# Instruction
Return the number of lines holding "needs", with nothing added.

# Records shown
=-=-=

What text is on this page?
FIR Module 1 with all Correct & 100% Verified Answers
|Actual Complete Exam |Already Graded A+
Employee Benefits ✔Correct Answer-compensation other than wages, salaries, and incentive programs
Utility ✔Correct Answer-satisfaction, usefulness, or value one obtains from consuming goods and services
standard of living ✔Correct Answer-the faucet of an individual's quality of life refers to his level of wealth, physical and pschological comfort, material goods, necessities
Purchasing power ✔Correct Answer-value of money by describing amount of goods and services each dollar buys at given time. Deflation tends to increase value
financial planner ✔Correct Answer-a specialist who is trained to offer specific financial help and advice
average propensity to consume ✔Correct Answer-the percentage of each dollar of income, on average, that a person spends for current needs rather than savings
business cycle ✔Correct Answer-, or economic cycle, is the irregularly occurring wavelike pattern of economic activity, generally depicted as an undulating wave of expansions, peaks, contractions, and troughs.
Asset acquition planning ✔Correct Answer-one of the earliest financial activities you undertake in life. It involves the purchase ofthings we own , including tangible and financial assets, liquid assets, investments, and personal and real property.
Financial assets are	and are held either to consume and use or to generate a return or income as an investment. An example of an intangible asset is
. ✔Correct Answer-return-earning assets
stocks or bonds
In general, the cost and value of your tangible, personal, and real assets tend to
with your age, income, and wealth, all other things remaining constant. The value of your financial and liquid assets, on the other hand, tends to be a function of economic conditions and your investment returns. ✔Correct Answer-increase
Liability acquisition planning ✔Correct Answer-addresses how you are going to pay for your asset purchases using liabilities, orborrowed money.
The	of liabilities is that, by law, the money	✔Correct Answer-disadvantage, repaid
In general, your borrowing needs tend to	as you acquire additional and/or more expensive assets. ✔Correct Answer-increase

=-=-=

# Response
2